── Dataset extract ──

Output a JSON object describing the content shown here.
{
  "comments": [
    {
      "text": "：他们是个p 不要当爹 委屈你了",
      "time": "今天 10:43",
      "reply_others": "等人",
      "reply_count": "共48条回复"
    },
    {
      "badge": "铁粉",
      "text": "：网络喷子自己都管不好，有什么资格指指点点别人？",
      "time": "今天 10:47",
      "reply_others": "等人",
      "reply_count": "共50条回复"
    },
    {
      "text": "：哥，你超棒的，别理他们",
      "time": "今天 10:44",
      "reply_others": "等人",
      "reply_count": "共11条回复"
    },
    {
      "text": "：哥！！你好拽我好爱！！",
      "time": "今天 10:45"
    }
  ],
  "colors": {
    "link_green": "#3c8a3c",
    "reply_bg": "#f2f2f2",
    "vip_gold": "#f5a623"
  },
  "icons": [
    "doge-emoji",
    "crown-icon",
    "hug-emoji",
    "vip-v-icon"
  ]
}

───

» Given task
Write the material out exactly, with nothing left out.

» Right answer
Output a JSON object describing the content shown here.
{
  "comments": [
    {
      "text": "：他们是个p 不要当爹 委屈你了",
      "time": "今天 10:43",
      "reply_others": "等人",
      "reply_count": "共48条回复"
    },
    {
      "badge": "铁粉",
      "text": "：网络喷子自己都管不好，有什么资格指指点点别人？",
      "time": "今天 10:47",
      "reply_others": "等人",
      "reply_count": "共50条回复"
    },
    {
      "text": "：哥，你超棒的，别理他们",
      "time": "今天 10:44",
      "reply_others": "等人",
      "reply_count": "共11条回复"
    },
    {
      "text": "：哥！！你好拽我好爱！！",
      "time": "今天 10:45"
    }
  ],
  "colors": {
    "link_green": "#3c8a3c",
    "reply_bg": "#f2f2f2",
    "vip_gold": "#f5a623"
  },
  "icons": [
    "doge-emoji",
    "crown-icon",
    "hug-emoji",
    "vip-v-icon"
  ]
}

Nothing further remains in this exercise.